** Start Dataset content **

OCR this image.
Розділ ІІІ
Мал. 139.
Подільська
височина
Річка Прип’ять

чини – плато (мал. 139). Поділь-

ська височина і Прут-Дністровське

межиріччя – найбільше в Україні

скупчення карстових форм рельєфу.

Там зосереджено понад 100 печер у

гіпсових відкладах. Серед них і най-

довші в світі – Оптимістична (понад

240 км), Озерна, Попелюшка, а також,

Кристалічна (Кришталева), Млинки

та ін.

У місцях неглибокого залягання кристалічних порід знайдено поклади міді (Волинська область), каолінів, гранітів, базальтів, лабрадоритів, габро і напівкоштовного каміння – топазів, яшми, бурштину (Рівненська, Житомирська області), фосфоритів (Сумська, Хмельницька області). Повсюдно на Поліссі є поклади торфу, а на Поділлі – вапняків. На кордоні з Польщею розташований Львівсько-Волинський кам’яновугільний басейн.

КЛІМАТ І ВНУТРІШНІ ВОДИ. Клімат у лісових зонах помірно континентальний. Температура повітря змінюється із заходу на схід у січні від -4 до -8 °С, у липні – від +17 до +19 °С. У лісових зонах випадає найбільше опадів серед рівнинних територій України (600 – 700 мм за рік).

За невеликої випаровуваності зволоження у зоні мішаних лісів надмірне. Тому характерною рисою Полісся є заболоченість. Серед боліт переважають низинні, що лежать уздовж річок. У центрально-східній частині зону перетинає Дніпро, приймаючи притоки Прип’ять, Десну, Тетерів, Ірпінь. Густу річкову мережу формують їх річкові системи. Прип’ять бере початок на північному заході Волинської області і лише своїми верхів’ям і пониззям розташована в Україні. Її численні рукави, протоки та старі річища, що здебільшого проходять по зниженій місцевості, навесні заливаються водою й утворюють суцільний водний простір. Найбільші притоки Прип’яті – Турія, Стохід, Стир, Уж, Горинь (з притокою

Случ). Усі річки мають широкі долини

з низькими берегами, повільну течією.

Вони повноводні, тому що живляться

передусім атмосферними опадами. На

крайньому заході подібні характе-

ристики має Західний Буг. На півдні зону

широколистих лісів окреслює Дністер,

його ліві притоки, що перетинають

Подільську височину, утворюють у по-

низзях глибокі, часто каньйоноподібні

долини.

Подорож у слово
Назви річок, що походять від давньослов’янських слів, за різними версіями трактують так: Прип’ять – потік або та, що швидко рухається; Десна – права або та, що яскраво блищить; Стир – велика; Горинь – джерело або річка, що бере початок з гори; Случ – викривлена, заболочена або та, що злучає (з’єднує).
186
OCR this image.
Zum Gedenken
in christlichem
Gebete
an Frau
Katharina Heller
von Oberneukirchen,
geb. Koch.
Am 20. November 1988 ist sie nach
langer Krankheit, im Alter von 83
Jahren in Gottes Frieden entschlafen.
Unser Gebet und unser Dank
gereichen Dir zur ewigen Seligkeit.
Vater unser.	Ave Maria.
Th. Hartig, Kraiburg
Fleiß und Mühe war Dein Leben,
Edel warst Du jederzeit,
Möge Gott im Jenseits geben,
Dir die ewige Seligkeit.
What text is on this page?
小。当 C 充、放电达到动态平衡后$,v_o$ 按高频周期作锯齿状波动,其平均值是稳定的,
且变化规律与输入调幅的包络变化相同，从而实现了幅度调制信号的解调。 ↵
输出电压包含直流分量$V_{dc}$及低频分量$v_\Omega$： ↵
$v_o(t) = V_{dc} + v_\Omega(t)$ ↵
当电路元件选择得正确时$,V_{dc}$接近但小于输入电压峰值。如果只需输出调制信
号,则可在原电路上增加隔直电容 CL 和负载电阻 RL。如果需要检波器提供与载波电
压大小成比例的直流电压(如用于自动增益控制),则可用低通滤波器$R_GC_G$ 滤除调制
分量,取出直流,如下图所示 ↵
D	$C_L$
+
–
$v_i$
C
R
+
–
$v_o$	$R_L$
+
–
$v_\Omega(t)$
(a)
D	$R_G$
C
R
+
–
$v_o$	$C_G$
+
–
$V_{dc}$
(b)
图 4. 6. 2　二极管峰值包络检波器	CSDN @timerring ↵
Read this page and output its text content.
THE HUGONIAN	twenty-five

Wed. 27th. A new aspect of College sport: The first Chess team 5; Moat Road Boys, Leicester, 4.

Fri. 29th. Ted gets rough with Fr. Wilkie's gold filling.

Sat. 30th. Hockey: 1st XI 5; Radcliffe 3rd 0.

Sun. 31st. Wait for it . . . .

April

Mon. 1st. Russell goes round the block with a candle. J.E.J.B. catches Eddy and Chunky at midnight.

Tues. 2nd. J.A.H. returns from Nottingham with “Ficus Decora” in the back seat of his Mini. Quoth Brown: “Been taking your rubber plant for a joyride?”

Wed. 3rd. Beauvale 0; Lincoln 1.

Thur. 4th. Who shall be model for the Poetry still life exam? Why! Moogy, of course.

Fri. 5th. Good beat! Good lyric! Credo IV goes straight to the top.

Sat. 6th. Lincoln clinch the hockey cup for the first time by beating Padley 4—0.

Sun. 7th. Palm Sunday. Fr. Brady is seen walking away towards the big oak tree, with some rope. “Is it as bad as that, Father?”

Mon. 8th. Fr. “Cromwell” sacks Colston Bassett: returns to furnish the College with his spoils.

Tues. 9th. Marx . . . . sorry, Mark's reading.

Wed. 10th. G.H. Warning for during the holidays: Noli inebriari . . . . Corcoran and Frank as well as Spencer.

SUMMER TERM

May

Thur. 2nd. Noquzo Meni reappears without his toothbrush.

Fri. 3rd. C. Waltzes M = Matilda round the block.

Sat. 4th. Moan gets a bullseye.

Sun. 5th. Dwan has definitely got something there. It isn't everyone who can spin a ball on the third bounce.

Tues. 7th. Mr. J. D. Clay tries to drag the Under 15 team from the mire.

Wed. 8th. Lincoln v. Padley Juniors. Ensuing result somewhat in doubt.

** End Dataset content **

• Exercise description: Reproduce every line above without error.

• Solution below:
OCR this image.
Розділ ІІІ
Мал. 139.
Подільська
височина
Річка Прип’ять

чини – плато (мал. 139). Поділь-

ська височина і Прут-Дністровське

межиріччя – найбільше в Україні

скупчення карстових форм рельєфу.

Там зосереджено понад 100 печер у

гіпсових відкладах. Серед них і най-

довші в світі – Оптимістична (понад

240 км), Озерна, Попелюшка, а також,

Кристалічна (Кришталева), Млинки

та ін.

У місцях неглибокого залягання кристалічних порід знайдено поклади міді (Волинська область), каолінів, гранітів, базальтів, лабрадоритів, габро і напівкоштовного каміння – топазів, яшми, бурштину (Рівненська, Житомирська області), фосфоритів (Сумська, Хмельницька області). Повсюдно на Поліссі є поклади торфу, а на Поділлі – вапняків. На кордоні з Польщею розташований Львівсько-Волинський кам’яновугільний басейн.

КЛІМАТ І ВНУТРІШНІ ВОДИ. Клімат у лісових зонах помірно континентальний. Температура повітря змінюється із заходу на схід у січні від -4 до -8 °С, у липні – від +17 до +19 °С. У лісових зонах випадає найбільше опадів серед рівнинних територій України (600 – 700 мм за рік).

За невеликої випаровуваності зволоження у зоні мішаних лісів надмірне. Тому характерною рисою Полісся є заболоченість. Серед боліт переважають низинні, що лежать уздовж річок. У центрально-східній частині зону перетинає Дніпро, приймаючи притоки Прип’ять, Десну, Тетерів, Ірпінь. Густу річкову мережу формують їх річкові системи. Прип’ять бере початок на північному заході Волинської області і лише своїми верхів’ям і пониззям розташована в Україні. Її численні рукави, протоки та старі річища, що здебільшого проходять по зниженій місцевості, навесні заливаються водою й утворюють суцільний водний простір. Найбільші притоки Прип’яті – Турія, Стохід, Стир, Уж, Горинь (з притокою

Случ). Усі річки мають широкі долини

з низькими берегами, повільну течією.

Вони повноводні, тому що живляться

передусім атмосферними опадами. На

крайньому заході подібні характе-

ристики має Західний Буг. На півдні зону

широколистих лісів окреслює Дністер,

його ліві притоки, що перетинають

Подільську височину, утворюють у по-

низзях глибокі, часто каньйоноподібні

долини.

Подорож у слово
Назви річок, що походять від давньослов’янських слів, за різними версіями трактують так: Прип’ять – потік або та, що швидко рухається; Десна – права або та, що яскраво блищить; Стир – велика; Горинь – джерело або річка, що бере початок з гори; Случ – викривлена, заболочена або та, що злучає (з’єднує).
186
OCR this image.
Zum Gedenken
in christlichem
Gebete
an Frau
Katharina Heller
von Oberneukirchen,
geb. Koch.
Am 20. November 1988 ist sie nach
langer Krankheit, im Alter von 83
Jahren in Gottes Frieden entschlafen.
Unser Gebet und unser Dank
gereichen Dir zur ewigen Seligkeit.
Vater unser.	Ave Maria.
Th. Hartig, Kraiburg
Fleiß und Mühe war Dein Leben,
Edel warst Du jederzeit,
Möge Gott im Jenseits geben,
Dir die ewige Seligkeit.
What text is on this page?
小。当 C 充、放电达到动态平衡后$,v_o$ 按高频周期作锯齿状波动,其平均值是稳定的,
且变化规律与输入调幅的包络变化相同，从而实现了幅度调制信号的解调。 ↵
输出电压包含直流分量$V_{dc}$及低频分量$v_\Omega$： ↵
$v_o(t) = V_{dc} + v_\Omega(t)$ ↵
当电路元件选择得正确时$,V_{dc}$接近但小于输入电压峰值。如果只需输出调制信
号,则可在原电路上增加隔直电容 CL 和负载电阻 RL。如果需要检波器提供与载波电
压大小成比例的直流电压(如用于自动增益控制),则可用低通滤波器$R_GC_G$ 滤除调制
分量,取出直流,如下图所示 ↵
D	$C_L$
+
–
$v_i$
C
R
+
–
$v_o$	$R_L$
+
–
$v_\Omega(t)$
(a)
D	$R_G$
C
R
+
–
$v_o$	$C_G$
+
–
$V_{dc}$
(b)
图 4. 6. 2　二极管峰值包络检波器	CSDN @timerring ↵
Read this page and output its text content.
THE HUGONIAN	twenty-five

Wed. 27th. A new aspect of College sport: The first Chess team 5; Moat Road Boys, Leicester, 4.

Fri. 29th. Ted gets rough with Fr. Wilkie's gold filling.

Sat. 30th. Hockey: 1st XI 5; Radcliffe 3rd 0.

Sun. 31st. Wait for it . . . .

April

Mon. 1st. Russell goes round the block with a candle. J.E.J.B. catches Eddy and Chunky at midnight.

Tues. 2nd. J.A.H. returns from Nottingham with “Ficus Decora” in the back seat of his Mini. Quoth Brown: “Been taking your rubber plant for a joyride?”

Wed. 3rd. Beauvale 0; Lincoln 1.

Thur. 4th. Who shall be model for the Poetry still life exam? Why! Moogy, of course.

Fri. 5th. Good beat! Good lyric! Credo IV goes straight to the top.

Sat. 6th. Lincoln clinch the hockey cup for the first time by beating Padley 4—0.

Sun. 7th. Palm Sunday. Fr. Brady is seen walking away towards the big oak tree, with some rope. “Is it as bad as that, Father?”

Mon. 8th. Fr. “Cromwell” sacks Colston Bassett: returns to furnish the College with his spoils.

Tues. 9th. Marx . . . . sorry, Mark's reading.

Wed. 10th. G.H. Warning for during the holidays: Noli inebriari . . . . Corcoran and Frank as well as Spencer.

SUMMER TERM

May

Thur. 2nd. Noquzo Meni reappears without his toothbrush.

Fri. 3rd. C. Waltzes M = Matilda round the block.

Sat. 4th. Moan gets a bullseye.

Sun. 5th. Dwan has definitely got something there. It isn't everyone who can spin a ball on the third bounce.

Tues. 7th. Mr. J. D. Clay tries to drag the Under 15 team from the mire.

Wed. 8th. Lincoln v. Padley Juniors. Ensuing result somewhat in doubt.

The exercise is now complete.